WRITTEN EXERCISE
Leave the pictures out and print every record below exactly as it stands.

GIVEN RECORDS
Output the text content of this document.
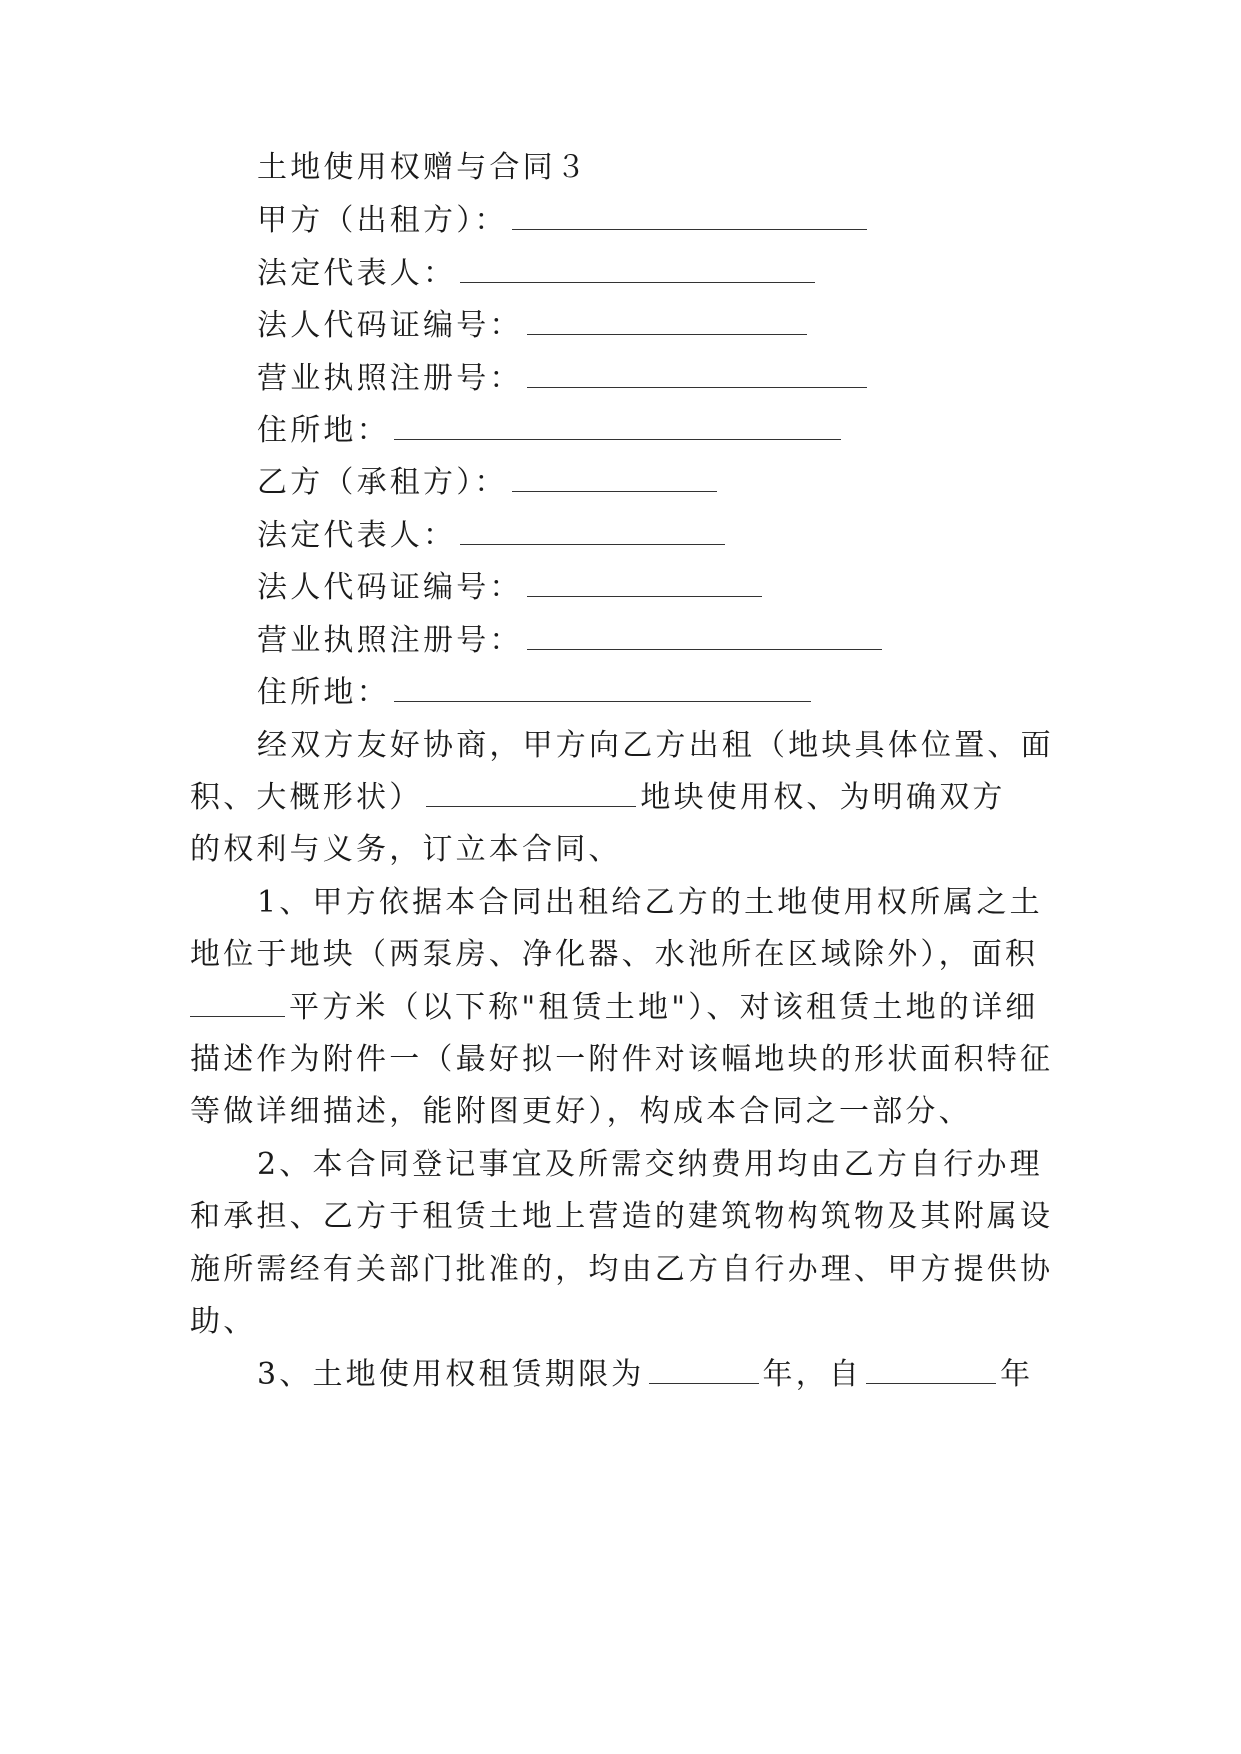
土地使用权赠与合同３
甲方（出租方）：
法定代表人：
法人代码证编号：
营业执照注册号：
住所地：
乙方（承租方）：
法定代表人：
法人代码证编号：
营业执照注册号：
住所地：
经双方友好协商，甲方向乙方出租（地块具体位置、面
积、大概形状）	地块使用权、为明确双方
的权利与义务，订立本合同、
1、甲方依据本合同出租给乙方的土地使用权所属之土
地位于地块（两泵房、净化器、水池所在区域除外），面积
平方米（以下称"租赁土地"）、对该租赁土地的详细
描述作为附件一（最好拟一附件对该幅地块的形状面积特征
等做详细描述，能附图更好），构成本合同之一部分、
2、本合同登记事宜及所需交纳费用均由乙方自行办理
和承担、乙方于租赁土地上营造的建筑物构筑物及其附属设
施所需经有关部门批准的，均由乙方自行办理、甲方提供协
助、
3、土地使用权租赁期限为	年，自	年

ANSWER TO THIS PROBLEM
Output the text content of this document.
土地使用权赠与合同３
甲方（出租方）：
法定代表人：
法人代码证编号：
营业执照注册号：
住所地：
乙方（承租方）：
法定代表人：
法人代码证编号：
营业执照注册号：
住所地：
经双方友好协商，甲方向乙方出租（地块具体位置、面
积、大概形状）	地块使用权、为明确双方
的权利与义务，订立本合同、
1、甲方依据本合同出租给乙方的土地使用权所属之土
地位于地块（两泵房、净化器、水池所在区域除外），面积
平方米（以下称"租赁土地"）、对该租赁土地的详细
描述作为附件一（最好拟一附件对该幅地块的形状面积特征
等做详细描述，能附图更好），构成本合同之一部分、
2、本合同登记事宜及所需交纳费用均由乙方自行办理
和承担、乙方于租赁土地上营造的建筑物构筑物及其附属设
施所需经有关部门批准的，均由乙方自行办理、甲方提供协
助、
3、土地使用权租赁期限为	年，自	年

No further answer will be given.